Requirements => Lines containing the string "organization" are to be collected in full.

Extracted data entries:
— start —

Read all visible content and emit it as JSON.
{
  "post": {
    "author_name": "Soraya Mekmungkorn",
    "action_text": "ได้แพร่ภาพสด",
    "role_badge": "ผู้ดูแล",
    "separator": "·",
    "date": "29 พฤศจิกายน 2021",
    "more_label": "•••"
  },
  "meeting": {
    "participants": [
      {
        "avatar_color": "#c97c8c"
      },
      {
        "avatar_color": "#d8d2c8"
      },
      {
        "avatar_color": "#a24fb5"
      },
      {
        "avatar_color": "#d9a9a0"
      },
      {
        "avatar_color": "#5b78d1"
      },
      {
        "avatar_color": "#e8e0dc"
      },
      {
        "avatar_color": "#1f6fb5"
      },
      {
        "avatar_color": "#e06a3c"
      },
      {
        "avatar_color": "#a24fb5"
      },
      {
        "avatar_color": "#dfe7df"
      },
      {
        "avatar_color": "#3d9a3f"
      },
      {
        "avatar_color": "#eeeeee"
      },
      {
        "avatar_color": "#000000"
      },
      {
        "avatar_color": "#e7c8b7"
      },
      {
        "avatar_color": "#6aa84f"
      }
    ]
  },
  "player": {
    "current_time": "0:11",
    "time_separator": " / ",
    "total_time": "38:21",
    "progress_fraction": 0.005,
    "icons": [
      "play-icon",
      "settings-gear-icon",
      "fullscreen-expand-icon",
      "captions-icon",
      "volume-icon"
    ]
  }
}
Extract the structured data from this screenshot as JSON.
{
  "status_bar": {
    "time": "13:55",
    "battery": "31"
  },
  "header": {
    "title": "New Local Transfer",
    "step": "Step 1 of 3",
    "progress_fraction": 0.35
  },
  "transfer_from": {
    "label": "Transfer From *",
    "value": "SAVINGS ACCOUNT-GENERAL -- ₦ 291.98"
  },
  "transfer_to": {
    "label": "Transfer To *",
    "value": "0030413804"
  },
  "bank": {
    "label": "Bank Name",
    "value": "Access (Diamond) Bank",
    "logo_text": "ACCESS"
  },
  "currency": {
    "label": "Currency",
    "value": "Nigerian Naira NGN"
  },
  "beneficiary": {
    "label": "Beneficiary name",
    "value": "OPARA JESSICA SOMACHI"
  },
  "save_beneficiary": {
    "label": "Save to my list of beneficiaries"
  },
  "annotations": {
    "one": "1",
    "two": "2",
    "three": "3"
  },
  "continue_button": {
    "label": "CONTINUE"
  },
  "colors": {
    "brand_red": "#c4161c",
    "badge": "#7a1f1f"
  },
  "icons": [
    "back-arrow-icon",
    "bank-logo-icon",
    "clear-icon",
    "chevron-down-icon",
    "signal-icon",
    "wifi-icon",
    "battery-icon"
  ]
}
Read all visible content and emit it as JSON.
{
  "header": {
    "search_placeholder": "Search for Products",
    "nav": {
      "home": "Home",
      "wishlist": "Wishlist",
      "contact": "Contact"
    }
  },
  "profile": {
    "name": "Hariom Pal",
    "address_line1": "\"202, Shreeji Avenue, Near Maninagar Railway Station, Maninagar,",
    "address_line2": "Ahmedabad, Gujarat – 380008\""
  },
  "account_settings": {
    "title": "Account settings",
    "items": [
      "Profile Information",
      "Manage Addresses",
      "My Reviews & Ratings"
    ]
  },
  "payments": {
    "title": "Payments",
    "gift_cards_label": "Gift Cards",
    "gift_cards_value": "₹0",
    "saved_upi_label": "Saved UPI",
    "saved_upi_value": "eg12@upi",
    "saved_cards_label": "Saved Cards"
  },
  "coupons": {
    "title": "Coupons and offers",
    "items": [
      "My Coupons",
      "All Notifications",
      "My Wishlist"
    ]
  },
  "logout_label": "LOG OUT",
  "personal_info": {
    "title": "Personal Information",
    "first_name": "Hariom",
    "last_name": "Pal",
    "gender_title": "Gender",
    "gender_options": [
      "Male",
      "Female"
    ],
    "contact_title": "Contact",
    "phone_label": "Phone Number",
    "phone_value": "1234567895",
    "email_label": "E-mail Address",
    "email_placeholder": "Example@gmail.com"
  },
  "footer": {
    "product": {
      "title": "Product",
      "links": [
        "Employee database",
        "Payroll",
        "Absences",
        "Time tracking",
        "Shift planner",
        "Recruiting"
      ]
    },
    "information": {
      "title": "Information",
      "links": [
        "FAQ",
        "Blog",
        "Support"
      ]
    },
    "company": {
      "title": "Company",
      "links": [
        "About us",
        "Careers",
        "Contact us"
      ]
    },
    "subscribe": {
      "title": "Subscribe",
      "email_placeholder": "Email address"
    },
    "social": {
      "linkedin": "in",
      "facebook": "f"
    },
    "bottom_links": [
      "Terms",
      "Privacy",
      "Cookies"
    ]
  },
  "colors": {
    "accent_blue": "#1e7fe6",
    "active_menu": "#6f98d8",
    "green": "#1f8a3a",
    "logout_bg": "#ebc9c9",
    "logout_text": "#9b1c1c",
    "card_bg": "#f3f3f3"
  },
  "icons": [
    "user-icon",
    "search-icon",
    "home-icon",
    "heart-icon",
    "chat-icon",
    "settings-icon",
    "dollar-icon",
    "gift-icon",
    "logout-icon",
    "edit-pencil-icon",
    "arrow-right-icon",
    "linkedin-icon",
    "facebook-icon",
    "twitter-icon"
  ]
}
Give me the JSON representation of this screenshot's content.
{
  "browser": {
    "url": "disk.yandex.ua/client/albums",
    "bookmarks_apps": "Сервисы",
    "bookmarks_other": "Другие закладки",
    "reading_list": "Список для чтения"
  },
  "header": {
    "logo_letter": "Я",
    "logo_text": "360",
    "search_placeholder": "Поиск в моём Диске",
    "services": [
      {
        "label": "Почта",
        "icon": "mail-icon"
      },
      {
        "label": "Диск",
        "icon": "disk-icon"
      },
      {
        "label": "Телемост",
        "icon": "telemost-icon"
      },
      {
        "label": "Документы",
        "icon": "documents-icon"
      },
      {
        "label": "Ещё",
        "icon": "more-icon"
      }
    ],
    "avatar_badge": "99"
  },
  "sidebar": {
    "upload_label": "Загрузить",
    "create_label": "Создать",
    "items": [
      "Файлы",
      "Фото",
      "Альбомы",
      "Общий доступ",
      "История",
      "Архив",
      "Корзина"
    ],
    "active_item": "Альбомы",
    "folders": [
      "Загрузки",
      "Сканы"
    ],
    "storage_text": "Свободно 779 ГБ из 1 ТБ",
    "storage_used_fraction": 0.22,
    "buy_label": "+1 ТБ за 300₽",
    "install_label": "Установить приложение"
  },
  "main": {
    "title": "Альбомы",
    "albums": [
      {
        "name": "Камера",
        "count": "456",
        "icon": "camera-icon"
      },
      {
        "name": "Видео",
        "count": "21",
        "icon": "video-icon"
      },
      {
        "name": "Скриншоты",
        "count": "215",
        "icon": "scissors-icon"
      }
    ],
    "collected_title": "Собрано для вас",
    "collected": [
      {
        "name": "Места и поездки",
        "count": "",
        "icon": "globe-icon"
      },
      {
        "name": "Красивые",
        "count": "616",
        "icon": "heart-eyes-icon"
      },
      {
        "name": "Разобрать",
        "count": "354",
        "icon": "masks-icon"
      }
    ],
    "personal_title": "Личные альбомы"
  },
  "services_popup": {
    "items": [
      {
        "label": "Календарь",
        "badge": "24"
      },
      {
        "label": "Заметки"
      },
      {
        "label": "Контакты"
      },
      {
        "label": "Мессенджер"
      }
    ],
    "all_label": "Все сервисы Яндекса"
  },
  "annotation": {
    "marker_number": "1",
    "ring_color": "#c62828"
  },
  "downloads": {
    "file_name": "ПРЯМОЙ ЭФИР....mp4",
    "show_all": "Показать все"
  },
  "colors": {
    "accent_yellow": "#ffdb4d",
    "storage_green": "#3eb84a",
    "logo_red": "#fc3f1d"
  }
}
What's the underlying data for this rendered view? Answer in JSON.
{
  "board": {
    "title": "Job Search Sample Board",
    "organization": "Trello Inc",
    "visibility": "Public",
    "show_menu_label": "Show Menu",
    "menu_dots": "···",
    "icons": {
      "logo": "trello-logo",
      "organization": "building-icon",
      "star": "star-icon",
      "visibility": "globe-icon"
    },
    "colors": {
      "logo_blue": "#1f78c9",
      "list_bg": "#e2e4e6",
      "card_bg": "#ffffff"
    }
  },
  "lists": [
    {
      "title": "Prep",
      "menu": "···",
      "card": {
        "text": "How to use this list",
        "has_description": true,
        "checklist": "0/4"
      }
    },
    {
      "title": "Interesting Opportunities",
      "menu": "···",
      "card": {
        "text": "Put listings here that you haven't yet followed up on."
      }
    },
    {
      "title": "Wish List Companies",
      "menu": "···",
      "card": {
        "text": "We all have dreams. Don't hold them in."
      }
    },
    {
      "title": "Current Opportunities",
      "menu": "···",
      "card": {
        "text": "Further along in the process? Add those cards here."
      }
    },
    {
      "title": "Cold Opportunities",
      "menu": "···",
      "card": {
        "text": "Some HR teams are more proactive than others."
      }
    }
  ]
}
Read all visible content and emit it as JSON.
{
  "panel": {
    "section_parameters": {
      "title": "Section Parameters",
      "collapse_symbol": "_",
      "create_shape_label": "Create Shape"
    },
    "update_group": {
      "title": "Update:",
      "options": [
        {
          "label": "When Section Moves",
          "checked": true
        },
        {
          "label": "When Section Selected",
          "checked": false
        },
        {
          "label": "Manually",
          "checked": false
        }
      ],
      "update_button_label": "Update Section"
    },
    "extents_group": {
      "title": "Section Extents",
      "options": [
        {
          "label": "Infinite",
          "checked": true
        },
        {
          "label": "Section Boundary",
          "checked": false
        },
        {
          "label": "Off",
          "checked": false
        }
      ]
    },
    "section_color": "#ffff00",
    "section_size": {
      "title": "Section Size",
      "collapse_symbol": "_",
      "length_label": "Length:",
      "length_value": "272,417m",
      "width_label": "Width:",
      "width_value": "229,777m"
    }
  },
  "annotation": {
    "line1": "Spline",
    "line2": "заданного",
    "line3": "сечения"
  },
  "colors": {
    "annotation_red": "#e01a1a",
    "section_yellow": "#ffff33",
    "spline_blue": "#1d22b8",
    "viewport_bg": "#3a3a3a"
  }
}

— end —

Worked solution =>
    "organization": "Trello Inc",
      "organization": "building-icon",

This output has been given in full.